REQUIRED TASK - Restate the data exactly as given and keep the pictures out.

# Start of ENTRIES SHOWN

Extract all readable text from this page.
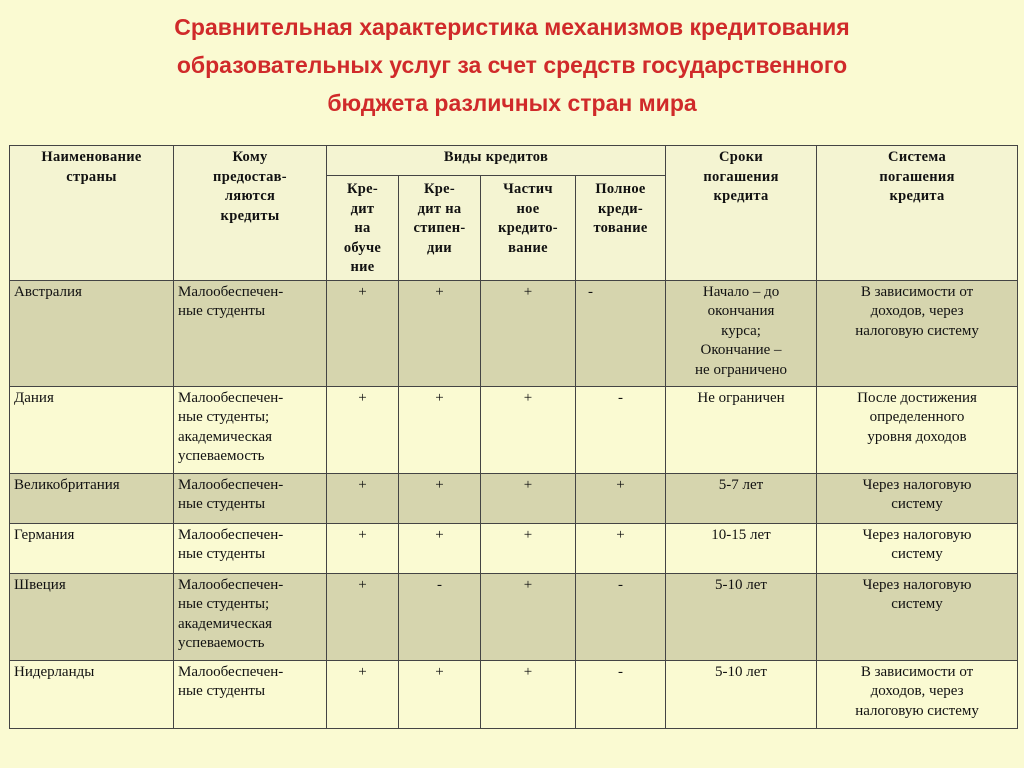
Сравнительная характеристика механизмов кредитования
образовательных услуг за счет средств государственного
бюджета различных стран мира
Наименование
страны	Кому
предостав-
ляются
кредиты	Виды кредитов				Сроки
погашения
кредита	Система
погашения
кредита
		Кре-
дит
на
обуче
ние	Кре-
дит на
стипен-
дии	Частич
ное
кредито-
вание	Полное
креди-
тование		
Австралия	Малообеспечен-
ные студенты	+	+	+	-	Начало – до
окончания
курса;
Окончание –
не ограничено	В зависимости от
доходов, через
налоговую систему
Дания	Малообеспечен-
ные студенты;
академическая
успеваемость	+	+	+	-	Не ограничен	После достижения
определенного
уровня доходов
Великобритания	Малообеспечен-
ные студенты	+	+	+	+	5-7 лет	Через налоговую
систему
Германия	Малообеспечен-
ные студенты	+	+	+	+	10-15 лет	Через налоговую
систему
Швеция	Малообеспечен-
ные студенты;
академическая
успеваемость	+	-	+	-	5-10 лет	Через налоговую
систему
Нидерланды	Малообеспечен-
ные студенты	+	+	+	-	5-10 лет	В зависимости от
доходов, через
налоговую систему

# End of ENTRIES SHOWN

IN RESPONSE -
Extract all readable text from this page.
Сравнительная характеристика механизмов кредитования
образовательных услуг за счет средств государственного
бюджета различных стран мира
Наименование
страны	Кому
предостав-
ляются
кредиты	Виды кредитов				Сроки
погашения
кредита	Система
погашения
кредита
		Кре-
дит
на
обуче
ние	Кре-
дит на
стипен-
дии	Частич
ное
кредито-
вание	Полное
креди-
тование		
Австралия	Малообеспечен-
ные студенты	+	+	+	-	Начало – до
окончания
курса;
Окончание –
не ограничено	В зависимости от
доходов, через
налоговую систему
Дания	Малообеспечен-
ные студенты;
академическая
успеваемость	+	+	+	-	Не ограничен	После достижения
определенного
уровня доходов
Великобритания	Малообеспечен-
ные студенты	+	+	+	+	5-7 лет	Через налоговую
систему
Германия	Малообеспечен-
ные студенты	+	+	+	+	10-15 лет	Через налоговую
систему
Швеция	Малообеспечен-
ные студенты;
академическая
успеваемость	+	-	+	-	5-10 лет	Через налоговую
систему
Нидерланды	Малообеспечен-
ные студенты	+	+	+	-	5-10 лет	В зависимости от
доходов, через
налоговую систему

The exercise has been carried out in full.